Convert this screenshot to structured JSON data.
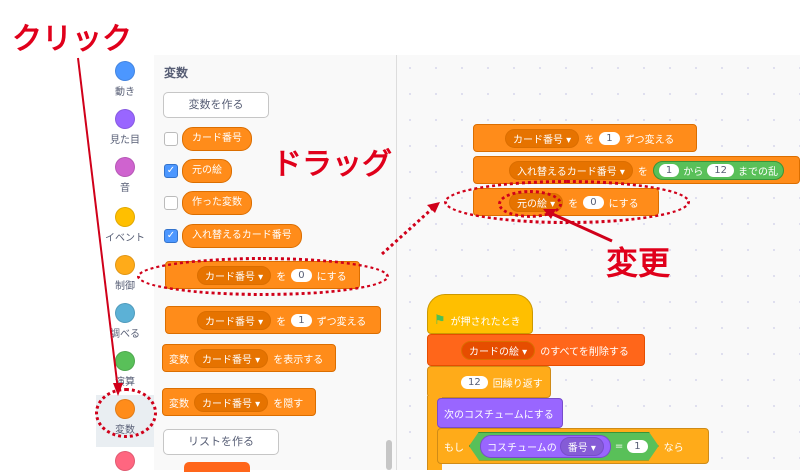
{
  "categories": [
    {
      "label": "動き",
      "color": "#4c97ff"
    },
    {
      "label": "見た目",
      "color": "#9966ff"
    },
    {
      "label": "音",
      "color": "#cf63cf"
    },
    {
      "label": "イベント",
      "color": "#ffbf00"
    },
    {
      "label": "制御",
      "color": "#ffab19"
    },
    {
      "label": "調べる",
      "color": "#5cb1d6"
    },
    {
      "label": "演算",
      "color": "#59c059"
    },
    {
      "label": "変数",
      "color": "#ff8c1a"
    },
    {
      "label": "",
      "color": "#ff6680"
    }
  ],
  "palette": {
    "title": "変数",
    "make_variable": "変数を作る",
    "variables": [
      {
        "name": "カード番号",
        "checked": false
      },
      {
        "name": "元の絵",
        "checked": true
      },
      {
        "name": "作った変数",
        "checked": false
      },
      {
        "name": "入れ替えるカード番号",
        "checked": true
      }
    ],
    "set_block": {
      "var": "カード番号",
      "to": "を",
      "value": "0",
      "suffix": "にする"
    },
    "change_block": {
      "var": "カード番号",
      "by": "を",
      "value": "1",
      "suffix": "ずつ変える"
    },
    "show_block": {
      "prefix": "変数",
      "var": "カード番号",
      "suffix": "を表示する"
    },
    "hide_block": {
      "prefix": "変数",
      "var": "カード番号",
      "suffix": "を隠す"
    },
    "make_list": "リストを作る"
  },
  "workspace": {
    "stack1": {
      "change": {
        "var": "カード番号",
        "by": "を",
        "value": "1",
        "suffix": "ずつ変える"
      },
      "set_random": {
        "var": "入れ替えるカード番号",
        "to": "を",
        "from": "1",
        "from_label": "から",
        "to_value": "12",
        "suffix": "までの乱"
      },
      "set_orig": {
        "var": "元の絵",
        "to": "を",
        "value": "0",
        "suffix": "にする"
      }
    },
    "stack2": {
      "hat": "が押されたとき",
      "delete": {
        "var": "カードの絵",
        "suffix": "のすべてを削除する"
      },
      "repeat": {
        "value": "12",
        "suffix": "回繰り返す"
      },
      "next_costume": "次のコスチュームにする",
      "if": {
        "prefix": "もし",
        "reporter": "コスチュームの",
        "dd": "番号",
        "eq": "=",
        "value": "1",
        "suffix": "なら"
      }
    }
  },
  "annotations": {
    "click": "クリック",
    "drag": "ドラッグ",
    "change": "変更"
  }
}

※

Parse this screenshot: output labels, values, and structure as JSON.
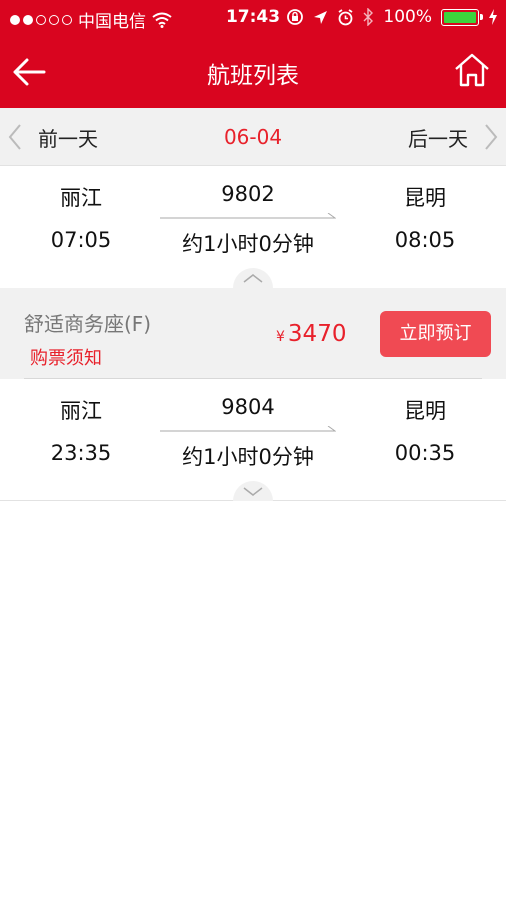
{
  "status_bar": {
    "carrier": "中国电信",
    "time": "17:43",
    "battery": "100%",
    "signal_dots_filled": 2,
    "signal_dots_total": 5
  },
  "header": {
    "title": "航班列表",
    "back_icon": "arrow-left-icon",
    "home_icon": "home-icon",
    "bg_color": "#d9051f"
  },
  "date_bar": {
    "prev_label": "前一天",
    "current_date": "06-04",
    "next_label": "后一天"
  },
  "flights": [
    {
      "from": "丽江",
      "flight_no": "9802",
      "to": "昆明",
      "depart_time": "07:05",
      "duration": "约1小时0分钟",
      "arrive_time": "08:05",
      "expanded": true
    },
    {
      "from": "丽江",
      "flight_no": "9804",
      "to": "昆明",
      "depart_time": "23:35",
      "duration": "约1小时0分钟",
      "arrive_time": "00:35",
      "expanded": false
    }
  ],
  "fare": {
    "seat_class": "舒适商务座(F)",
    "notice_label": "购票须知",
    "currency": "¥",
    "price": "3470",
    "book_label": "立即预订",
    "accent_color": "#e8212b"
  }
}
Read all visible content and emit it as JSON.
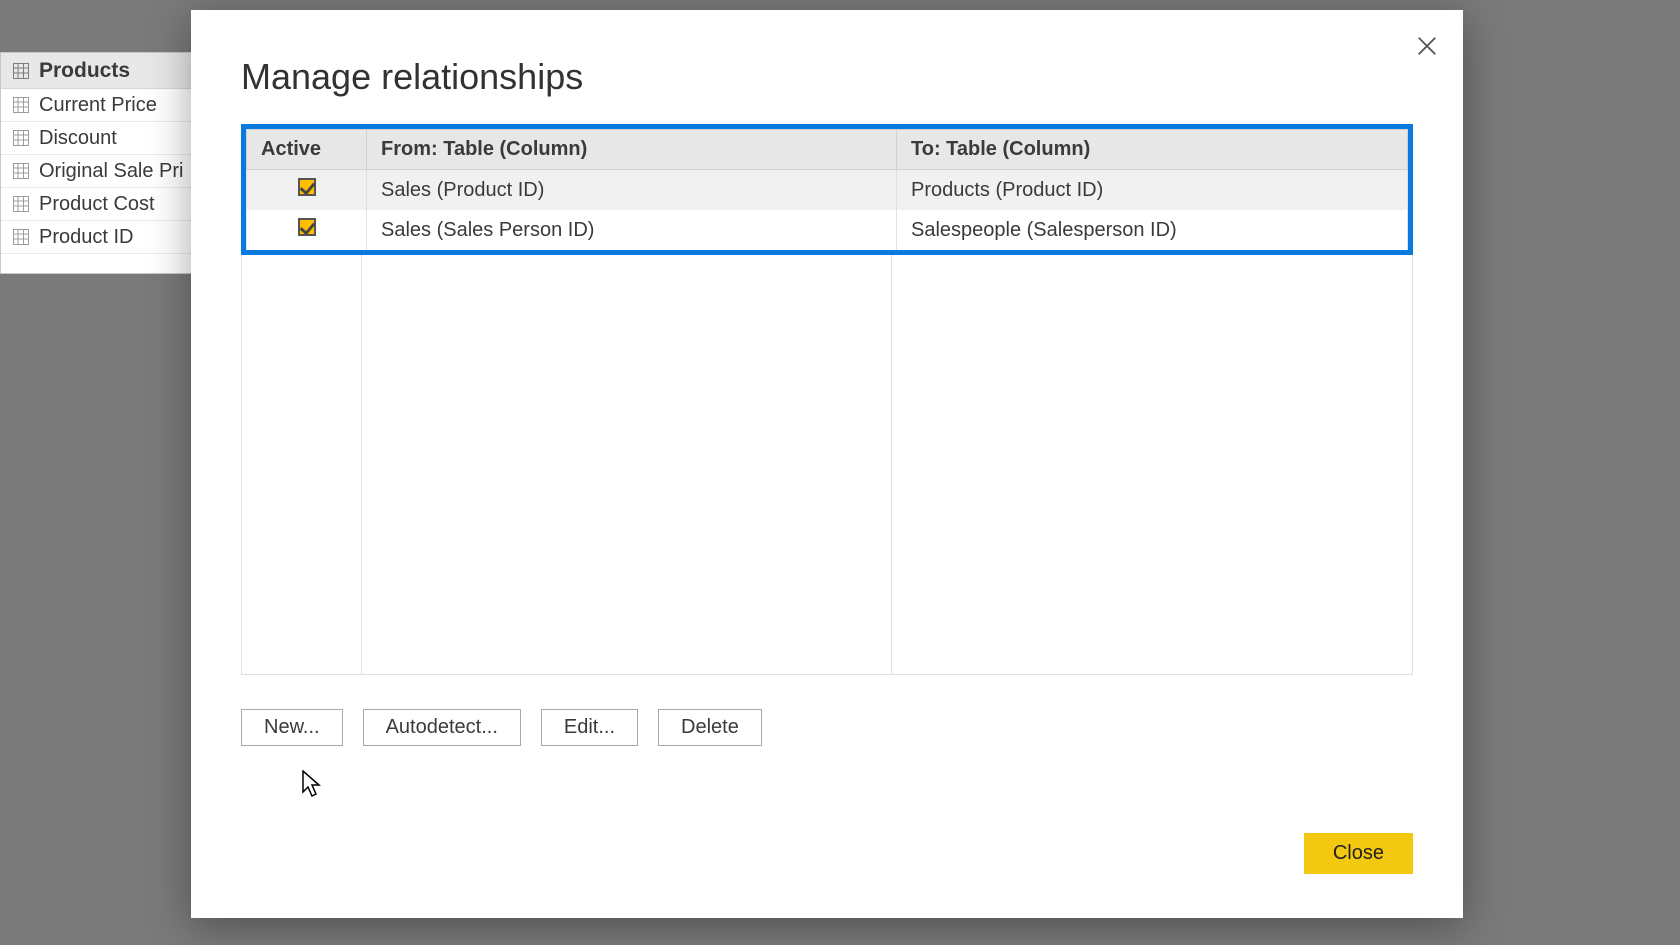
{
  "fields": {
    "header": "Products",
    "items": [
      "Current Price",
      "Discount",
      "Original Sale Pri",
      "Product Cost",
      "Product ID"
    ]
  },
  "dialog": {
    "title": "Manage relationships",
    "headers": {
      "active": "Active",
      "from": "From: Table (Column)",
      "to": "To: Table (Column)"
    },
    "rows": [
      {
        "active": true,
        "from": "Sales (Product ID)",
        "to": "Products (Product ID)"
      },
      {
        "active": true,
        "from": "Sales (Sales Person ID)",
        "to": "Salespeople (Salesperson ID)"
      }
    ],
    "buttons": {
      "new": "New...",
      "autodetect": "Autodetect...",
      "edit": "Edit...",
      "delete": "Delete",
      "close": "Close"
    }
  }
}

※

**WHAT IS NEEDED**:
Copy out all lines that carry the word "icon".

**COMPLETED TASK**:
    "back_icon": "arrow-left-icon",
    "home_icon": "home-icon",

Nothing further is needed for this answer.